**Problem to work on**
What is the number of lines in the entries that include the word "JSON"? Respond with the number only.

**Excerpted records**

|---|

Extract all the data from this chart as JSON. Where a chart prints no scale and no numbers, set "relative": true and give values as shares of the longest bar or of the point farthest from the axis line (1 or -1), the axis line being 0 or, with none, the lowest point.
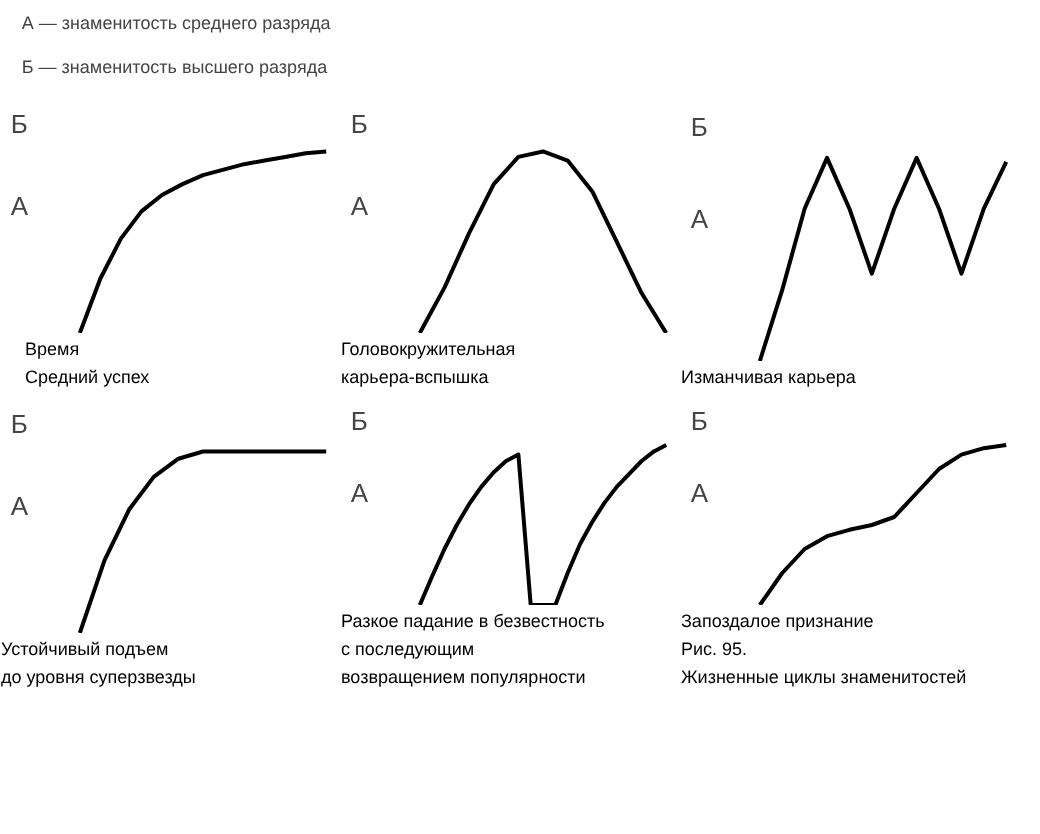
{
  "chart_data": [
    {
      "type": "line",
      "relative": true,
      "tick_labels": false,
      "color": "#000000",
      "title": "А — знаменитость среднего разряда",
      "subtitle": "Б — знаменитость высшего разряда",
      "xlabel": "Время",
      "annotations": [
        "Б",
        "А",
        "Средний успех"
      ],
      "categories": [
        null,
        null,
        null,
        null,
        null,
        null,
        null,
        null,
        null,
        null,
        null,
        null,
        null
      ],
      "values": [
        0,
        0.3,
        0.52,
        0.67,
        0.76,
        0.82,
        0.87,
        0.9,
        0.93,
        0.95,
        0.97,
        0.99,
        1
      ]
    },
    {
      "type": "line",
      "relative": true,
      "tick_labels": false,
      "color": "#000000",
      "annotations": [
        "Б",
        "А",
        "Головокружительная",
        "карьера-вспышка"
      ],
      "categories": [
        null,
        null,
        null,
        null,
        null,
        null,
        null,
        null,
        null,
        null,
        null
      ],
      "values": [
        0,
        0.25,
        0.55,
        0.82,
        0.97,
        1,
        0.95,
        0.78,
        0.5,
        0.22,
        0
      ]
    },
    {
      "type": "line",
      "relative": true,
      "tick_labels": false,
      "color": "#000000",
      "annotations": [
        "Б",
        "А",
        "Изманчивая карьера"
      ],
      "categories": [
        null,
        null,
        null,
        null,
        null,
        null,
        null,
        null,
        null,
        null,
        null,
        null
      ],
      "values": [
        0,
        0.35,
        0.75,
        1,
        0.75,
        0.43,
        0.75,
        1,
        0.75,
        0.43,
        0.75,
        0.98
      ]
    },
    {
      "type": "line",
      "relative": true,
      "tick_labels": false,
      "color": "#000000",
      "annotations": [
        "Б",
        "А",
        "Устойчивый подъем",
        "до уровня суперзвезды"
      ],
      "categories": [
        null,
        null,
        null,
        null,
        null,
        null,
        null,
        null,
        null,
        null,
        null
      ],
      "values": [
        0,
        0.4,
        0.68,
        0.86,
        0.96,
        1,
        1,
        1,
        1,
        1,
        1
      ]
    },
    {
      "type": "line",
      "relative": true,
      "tick_labels": false,
      "color": "#000000",
      "annotations": [
        "Б",
        "А",
        "Разкое падание в безвестность",
        "с последующим",
        "возвращением популярности"
      ],
      "categories": [
        null,
        null,
        null,
        null,
        null,
        null,
        null,
        null,
        null,
        null,
        null,
        null,
        null,
        null,
        null,
        null,
        null,
        null,
        null,
        null,
        null
      ],
      "values": [
        0,
        0.18,
        0.35,
        0.5,
        0.63,
        0.74,
        0.83,
        0.9,
        0.94,
        0,
        0,
        0,
        0.2,
        0.38,
        0.52,
        0.64,
        0.74,
        0.82,
        0.9,
        0.96,
        1
      ]
    },
    {
      "type": "line",
      "relative": true,
      "tick_labels": false,
      "color": "#000000",
      "annotations": [
        "Б",
        "А",
        "Запоздалое признание",
        "Рис. 95.",
        "Жизненные циклы знаменитостей"
      ],
      "categories": [
        null,
        null,
        null,
        null,
        null,
        null,
        null,
        null,
        null,
        null,
        null,
        null
      ],
      "values": [
        0,
        0.2,
        0.35,
        0.43,
        0.47,
        0.5,
        0.55,
        0.7,
        0.85,
        0.94,
        0.98,
        1
      ]
    }
  ]
}
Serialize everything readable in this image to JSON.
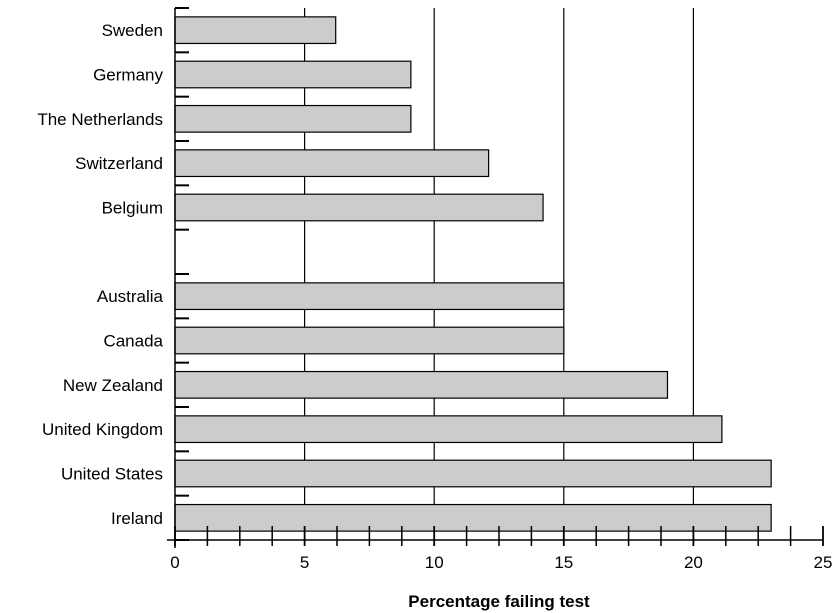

|---|

**Result of this task**
2